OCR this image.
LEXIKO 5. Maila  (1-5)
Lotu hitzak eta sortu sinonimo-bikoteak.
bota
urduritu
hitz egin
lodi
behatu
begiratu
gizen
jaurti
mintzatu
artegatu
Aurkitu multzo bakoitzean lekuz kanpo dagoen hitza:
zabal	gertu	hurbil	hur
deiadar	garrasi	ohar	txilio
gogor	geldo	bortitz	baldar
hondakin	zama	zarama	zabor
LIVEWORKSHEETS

→ **SHORT EXERCISE**
Give the listing again, word for word.

→ **SOLUTION**
OCR this image.
LEXIKO 5. Maila  (1-5)
Lotu hitzak eta sortu sinonimo-bikoteak.
bota
urduritu
hitz egin
lodi
behatu
begiratu
gizen
jaurti
mintzatu
artegatu
Aurkitu multzo bakoitzean lekuz kanpo dagoen hitza:
zabal	gertu	hurbil	hur
deiadar	garrasi	ohar	txilio
gogor	geldo	bortitz	baldar
hondakin	zama	zarama	zabor
LIVEWORKSHEETS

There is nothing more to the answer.